*DESCRIPTION OF THE TASK:*
Please copy the data below word for word, starting with its first line and ending after the line that contains "sync-button[interactable] <box>594 15".

*DATA EXCERPTS:*
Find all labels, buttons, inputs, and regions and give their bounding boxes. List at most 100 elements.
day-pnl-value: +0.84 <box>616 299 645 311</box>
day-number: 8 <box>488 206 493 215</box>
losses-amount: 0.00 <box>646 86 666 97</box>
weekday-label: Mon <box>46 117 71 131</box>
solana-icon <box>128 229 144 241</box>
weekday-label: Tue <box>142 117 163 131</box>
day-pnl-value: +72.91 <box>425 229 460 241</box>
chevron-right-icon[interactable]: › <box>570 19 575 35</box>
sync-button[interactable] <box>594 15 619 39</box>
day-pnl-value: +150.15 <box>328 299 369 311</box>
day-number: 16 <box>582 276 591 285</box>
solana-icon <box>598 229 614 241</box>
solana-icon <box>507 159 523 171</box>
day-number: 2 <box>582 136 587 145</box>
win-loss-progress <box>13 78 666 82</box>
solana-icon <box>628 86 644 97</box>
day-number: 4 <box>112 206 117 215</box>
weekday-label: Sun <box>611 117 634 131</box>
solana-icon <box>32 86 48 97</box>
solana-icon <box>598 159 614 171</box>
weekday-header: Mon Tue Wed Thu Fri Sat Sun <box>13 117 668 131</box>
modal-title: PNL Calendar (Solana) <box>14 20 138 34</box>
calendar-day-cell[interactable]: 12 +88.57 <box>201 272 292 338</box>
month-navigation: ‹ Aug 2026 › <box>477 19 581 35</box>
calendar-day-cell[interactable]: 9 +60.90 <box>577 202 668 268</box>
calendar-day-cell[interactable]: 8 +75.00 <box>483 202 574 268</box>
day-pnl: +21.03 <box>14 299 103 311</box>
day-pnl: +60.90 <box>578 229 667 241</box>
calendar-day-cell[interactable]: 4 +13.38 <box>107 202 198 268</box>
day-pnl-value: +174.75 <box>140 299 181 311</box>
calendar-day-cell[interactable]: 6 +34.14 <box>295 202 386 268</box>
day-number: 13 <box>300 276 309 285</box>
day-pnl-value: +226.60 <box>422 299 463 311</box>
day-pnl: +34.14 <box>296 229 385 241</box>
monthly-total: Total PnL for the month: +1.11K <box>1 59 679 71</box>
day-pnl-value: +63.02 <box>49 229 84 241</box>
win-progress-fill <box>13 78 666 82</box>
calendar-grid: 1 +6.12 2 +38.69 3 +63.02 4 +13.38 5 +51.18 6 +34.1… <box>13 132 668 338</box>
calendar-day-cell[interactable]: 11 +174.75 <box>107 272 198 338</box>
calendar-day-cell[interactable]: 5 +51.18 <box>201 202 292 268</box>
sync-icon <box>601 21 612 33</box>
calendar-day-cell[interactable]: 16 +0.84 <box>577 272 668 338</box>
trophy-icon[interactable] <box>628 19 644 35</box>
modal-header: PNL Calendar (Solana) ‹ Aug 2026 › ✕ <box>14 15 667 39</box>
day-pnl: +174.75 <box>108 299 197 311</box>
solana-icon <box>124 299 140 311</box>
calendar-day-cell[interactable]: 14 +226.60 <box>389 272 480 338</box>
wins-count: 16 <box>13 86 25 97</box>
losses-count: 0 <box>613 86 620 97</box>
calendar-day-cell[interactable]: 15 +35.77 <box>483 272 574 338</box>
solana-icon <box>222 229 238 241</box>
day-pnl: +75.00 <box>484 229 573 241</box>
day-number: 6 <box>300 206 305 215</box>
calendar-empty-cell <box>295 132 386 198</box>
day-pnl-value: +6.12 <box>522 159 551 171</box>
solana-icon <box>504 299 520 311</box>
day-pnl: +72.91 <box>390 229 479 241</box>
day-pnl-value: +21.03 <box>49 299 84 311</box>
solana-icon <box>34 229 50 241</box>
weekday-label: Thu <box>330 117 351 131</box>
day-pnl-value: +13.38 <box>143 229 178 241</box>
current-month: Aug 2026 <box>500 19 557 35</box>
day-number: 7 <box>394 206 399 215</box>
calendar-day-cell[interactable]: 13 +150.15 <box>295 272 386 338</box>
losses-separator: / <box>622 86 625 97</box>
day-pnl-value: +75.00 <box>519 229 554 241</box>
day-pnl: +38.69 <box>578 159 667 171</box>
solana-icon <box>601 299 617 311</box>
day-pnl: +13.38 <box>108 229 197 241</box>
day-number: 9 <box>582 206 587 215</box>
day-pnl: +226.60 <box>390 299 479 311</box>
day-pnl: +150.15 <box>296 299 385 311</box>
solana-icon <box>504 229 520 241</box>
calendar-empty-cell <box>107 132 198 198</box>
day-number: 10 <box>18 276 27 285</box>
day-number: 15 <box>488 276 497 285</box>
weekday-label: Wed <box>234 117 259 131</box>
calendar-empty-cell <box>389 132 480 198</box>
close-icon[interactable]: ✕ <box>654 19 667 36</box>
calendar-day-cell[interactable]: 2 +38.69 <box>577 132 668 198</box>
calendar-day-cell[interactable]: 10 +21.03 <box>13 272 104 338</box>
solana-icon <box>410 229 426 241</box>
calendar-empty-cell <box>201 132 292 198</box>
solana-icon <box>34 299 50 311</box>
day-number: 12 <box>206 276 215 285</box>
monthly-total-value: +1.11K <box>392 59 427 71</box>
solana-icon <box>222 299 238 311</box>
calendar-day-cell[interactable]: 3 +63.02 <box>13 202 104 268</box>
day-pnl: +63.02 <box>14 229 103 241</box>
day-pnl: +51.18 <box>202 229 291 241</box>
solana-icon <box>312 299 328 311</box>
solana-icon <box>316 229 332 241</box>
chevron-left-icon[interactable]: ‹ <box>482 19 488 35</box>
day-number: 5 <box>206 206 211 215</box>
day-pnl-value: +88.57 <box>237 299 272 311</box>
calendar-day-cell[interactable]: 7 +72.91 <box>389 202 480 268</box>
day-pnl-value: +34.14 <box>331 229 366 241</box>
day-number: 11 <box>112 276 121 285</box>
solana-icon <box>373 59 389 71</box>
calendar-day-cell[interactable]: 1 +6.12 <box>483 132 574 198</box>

*EXERCISE RESULT:*
Find all labels, buttons, inputs, and regions and give their bounding boxes. List at most 100 elements.
day-pnl-value: +0.84 <box>616 299 645 311</box>
day-number: 8 <box>488 206 493 215</box>
losses-amount: 0.00 <box>646 86 666 97</box>
weekday-label: Mon <box>46 117 71 131</box>
solana-icon <box>128 229 144 241</box>
weekday-label: Tue <box>142 117 163 131</box>
day-pnl-value: +72.91 <box>425 229 460 241</box>
chevron-right-icon[interactable]: › <box>570 19 575 35</box>
sync-button[interactable] <box>594 15 619 39</box>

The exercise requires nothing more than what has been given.